#### The problem
Search the records for "name" and copy each line that holds it.

#### Items from a data source
>>
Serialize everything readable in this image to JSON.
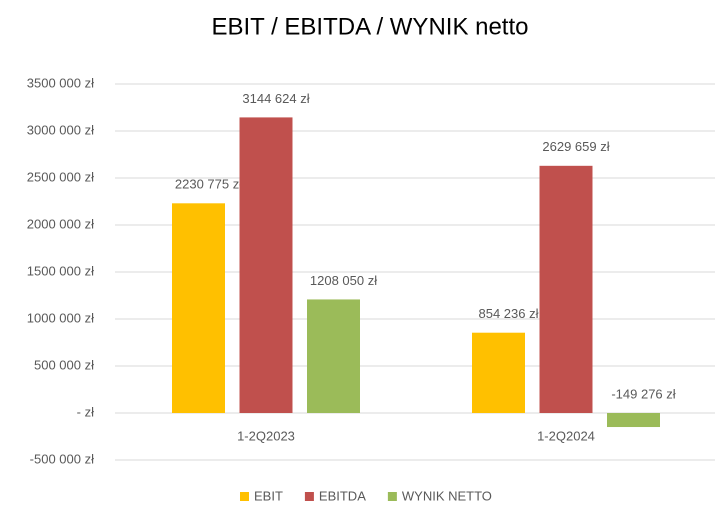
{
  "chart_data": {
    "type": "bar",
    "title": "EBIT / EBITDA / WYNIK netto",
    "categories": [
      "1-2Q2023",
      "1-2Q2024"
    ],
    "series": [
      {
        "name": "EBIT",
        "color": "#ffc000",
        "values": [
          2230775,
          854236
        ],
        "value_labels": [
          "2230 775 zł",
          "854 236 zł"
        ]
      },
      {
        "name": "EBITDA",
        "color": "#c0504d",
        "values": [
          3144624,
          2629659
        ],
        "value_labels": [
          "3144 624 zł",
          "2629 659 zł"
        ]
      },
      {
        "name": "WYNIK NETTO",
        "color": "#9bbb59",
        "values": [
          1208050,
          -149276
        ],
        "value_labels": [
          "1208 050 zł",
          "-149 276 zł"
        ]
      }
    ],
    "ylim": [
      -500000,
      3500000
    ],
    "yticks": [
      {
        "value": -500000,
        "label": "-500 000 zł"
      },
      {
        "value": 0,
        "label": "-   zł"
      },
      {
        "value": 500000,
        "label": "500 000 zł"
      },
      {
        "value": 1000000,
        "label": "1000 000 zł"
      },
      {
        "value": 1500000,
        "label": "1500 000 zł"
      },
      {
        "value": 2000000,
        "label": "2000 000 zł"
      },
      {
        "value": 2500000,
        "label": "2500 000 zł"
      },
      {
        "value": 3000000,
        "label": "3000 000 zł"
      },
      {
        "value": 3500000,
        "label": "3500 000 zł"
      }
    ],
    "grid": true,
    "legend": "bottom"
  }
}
<<
>>
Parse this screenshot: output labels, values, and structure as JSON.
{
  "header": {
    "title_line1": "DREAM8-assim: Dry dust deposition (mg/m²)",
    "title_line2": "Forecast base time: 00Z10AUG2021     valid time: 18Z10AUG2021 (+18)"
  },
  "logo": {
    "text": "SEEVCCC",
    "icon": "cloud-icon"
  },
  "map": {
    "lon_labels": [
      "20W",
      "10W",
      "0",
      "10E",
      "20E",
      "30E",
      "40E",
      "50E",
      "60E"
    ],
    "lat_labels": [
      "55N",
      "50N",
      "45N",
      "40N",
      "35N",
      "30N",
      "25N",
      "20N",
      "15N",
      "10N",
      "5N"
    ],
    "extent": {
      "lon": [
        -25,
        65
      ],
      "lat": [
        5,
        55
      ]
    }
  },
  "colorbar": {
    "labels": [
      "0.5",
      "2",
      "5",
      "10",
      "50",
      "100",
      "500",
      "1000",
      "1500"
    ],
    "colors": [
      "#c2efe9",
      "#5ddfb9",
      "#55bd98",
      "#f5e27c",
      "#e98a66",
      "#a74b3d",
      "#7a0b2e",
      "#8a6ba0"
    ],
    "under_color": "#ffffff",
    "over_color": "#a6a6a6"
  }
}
<<
#### The solution
        "name": "EBIT",
        "name": "EBITDA",
        "name": "WYNIK NETTO",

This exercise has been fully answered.